- The problem
Emit the entire listing verbatim.

[Stored records]
☆ ☆ ☆ ☆ ☆

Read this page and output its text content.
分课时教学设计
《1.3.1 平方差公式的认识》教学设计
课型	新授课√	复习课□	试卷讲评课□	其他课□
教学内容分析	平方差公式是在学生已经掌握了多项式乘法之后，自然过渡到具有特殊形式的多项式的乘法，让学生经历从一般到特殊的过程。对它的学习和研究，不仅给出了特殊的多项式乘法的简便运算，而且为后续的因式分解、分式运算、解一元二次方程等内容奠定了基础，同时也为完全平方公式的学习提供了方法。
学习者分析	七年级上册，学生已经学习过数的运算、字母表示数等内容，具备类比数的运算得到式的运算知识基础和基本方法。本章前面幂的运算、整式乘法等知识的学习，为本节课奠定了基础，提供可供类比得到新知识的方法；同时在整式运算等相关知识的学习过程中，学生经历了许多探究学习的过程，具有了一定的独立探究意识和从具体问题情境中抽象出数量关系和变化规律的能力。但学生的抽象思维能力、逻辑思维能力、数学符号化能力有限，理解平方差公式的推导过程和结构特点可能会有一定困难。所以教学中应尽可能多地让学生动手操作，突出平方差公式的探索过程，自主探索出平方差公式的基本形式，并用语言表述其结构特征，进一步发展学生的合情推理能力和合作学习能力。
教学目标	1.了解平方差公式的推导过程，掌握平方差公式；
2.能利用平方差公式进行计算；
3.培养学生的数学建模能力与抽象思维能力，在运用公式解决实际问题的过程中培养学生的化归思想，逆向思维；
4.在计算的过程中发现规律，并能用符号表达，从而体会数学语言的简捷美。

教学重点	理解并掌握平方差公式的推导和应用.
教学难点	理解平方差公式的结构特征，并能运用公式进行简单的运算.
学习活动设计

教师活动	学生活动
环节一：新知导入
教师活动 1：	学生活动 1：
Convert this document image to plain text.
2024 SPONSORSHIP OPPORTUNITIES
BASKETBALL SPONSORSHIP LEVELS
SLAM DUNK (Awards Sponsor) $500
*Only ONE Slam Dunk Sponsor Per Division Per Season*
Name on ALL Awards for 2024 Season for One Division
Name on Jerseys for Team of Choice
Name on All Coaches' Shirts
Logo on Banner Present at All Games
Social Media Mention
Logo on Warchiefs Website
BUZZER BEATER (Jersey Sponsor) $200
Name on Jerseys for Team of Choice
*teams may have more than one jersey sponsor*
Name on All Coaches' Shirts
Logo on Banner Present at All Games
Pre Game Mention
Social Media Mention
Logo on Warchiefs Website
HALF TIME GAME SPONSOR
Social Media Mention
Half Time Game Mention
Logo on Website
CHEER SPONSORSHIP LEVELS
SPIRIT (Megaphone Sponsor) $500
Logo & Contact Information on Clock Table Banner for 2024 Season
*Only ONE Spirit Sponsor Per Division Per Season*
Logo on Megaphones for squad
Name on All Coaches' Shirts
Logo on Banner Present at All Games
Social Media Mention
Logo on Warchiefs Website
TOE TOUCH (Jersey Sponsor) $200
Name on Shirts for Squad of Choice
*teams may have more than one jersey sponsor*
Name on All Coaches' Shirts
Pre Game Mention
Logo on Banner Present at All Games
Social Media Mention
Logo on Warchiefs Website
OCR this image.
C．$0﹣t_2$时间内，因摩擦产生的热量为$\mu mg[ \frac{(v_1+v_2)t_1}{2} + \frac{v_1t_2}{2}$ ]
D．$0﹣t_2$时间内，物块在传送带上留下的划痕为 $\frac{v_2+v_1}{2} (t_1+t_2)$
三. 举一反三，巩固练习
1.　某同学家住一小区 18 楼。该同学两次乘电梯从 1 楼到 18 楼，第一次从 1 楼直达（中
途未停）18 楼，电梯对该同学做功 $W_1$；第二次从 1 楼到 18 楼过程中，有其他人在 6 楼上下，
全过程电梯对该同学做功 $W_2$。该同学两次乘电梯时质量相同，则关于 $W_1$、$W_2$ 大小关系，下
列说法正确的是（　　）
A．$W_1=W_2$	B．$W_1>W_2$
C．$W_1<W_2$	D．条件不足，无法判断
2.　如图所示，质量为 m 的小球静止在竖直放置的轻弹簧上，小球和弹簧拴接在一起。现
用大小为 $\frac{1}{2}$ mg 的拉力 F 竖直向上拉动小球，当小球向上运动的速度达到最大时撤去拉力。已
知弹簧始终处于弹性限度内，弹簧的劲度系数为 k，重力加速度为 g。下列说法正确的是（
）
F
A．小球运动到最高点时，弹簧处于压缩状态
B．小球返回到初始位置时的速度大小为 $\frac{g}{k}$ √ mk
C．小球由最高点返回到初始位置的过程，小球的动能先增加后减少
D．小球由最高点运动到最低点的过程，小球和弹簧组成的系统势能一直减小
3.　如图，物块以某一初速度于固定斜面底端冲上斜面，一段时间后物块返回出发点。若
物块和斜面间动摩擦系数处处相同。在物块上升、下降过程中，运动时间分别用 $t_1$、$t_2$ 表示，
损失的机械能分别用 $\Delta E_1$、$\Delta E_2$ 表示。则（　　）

☆ ☆ ☆ ☆ ☆

- Response to the task
Read this page and output its text content.
分课时教学设计
《1.3.1 平方差公式的认识》教学设计
课型	新授课√	复习课□	试卷讲评课□	其他课□
教学内容分析	平方差公式是在学生已经掌握了多项式乘法之后，自然过渡到具有特殊形式的多项式的乘法，让学生经历从一般到特殊的过程。对它的学习和研究，不仅给出了特殊的多项式乘法的简便运算，而且为后续的因式分解、分式运算、解一元二次方程等内容奠定了基础，同时也为完全平方公式的学习提供了方法。
学习者分析	七年级上册，学生已经学习过数的运算、字母表示数等内容，具备类比数的运算得到式的运算知识基础和基本方法。本章前面幂的运算、整式乘法等知识的学习，为本节课奠定了基础，提供可供类比得到新知识的方法；同时在整式运算等相关知识的学习过程中，学生经历了许多探究学习的过程，具有了一定的独立探究意识和从具体问题情境中抽象出数量关系和变化规律的能力。但学生的抽象思维能力、逻辑思维能力、数学符号化能力有限，理解平方差公式的推导过程和结构特点可能会有一定困难。所以教学中应尽可能多地让学生动手操作，突出平方差公式的探索过程，自主探索出平方差公式的基本形式，并用语言表述其结构特征，进一步发展学生的合情推理能力和合作学习能力。
教学目标	1.了解平方差公式的推导过程，掌握平方差公式；
2.能利用平方差公式进行计算；
3.培养学生的数学建模能力与抽象思维能力，在运用公式解决实际问题的过程中培养学生的化归思想，逆向思维；
4.在计算的过程中发现规律，并能用符号表达，从而体会数学语言的简捷美。

教学重点	理解并掌握平方差公式的推导和应用.
教学难点	理解平方差公式的结构特征，并能运用公式进行简单的运算.
学习活动设计

教师活动	学生活动
环节一：新知导入
教师活动 1：	学生活动 1：
Convert this document image to plain text.
2024 SPONSORSHIP OPPORTUNITIES
BASKETBALL SPONSORSHIP LEVELS
SLAM DUNK (Awards Sponsor) $500
*Only ONE Slam Dunk Sponsor Per Division Per Season*
Name on ALL Awards for 2024 Season for One Division
Name on Jerseys for Team of Choice
Name on All Coaches' Shirts
Logo on Banner Present at All Games
Social Media Mention
Logo on Warchiefs Website
BUZZER BEATER (Jersey Sponsor) $200
Name on Jerseys for Team of Choice
*teams may have more than one jersey sponsor*
Name on All Coaches' Shirts
Logo on Banner Present at All Games
Pre Game Mention
Social Media Mention
Logo on Warchiefs Website
HALF TIME GAME SPONSOR
Social Media Mention
Half Time Game Mention
Logo on Website
CHEER SPONSORSHIP LEVELS
SPIRIT (Megaphone Sponsor) $500
Logo & Contact Information on Clock Table Banner for 2024 Season
*Only ONE Spirit Sponsor Per Division Per Season*
Logo on Megaphones for squad
Name on All Coaches' Shirts
Logo on Banner Present at All Games
Social Media Mention
Logo on Warchiefs Website
TOE TOUCH (Jersey Sponsor) $200
Name on Shirts for Squad of Choice
*teams may have more than one jersey sponsor*
Name on All Coaches' Shirts
Pre Game Mention
Logo on Banner Present at All Games
Social Media Mention
Logo on Warchiefs Website
OCR this image.
C．$0﹣t_2$时间内，因摩擦产生的热量为$\mu mg[ \frac{(v_1+v_2)t_1}{2} + \frac{v_1t_2}{2}$ ]
D．$0﹣t_2$时间内，物块在传送带上留下的划痕为 $\frac{v_2+v_1}{2} (t_1+t_2)$
三. 举一反三，巩固练习
1.　某同学家住一小区 18 楼。该同学两次乘电梯从 1 楼到 18 楼，第一次从 1 楼直达（中
途未停）18 楼，电梯对该同学做功 $W_1$；第二次从 1 楼到 18 楼过程中，有其他人在 6 楼上下，
全过程电梯对该同学做功 $W_2$。该同学两次乘电梯时质量相同，则关于 $W_1$、$W_2$ 大小关系，下
列说法正确的是（　　）
A．$W_1=W_2$	B．$W_1>W_2$
C．$W_1<W_2$	D．条件不足，无法判断
2.　如图所示，质量为 m 的小球静止在竖直放置的轻弹簧上，小球和弹簧拴接在一起。现
用大小为 $\frac{1}{2}$ mg 的拉力 F 竖直向上拉动小球，当小球向上运动的速度达到最大时撤去拉力。已
知弹簧始终处于弹性限度内，弹簧的劲度系数为 k，重力加速度为 g。下列说法正确的是（
）
F
A．小球运动到最高点时，弹簧处于压缩状态
B．小球返回到初始位置时的速度大小为 $\frac{g}{k}$ √ mk
C．小球由最高点返回到初始位置的过程，小球的动能先增加后减少
D．小球由最高点运动到最低点的过程，小球和弹簧组成的系统势能一直减小
3.　如图，物块以某一初速度于固定斜面底端冲上斜面，一段时间后物块返回出发点。若
物块和斜面间动摩擦系数处处相同。在物块上升、下降过程中，运动时间分别用 $t_1$、$t_2$ 表示，
损失的机械能分别用 $\Delta E_1$、$\Delta E_2$ 表示。则（　　）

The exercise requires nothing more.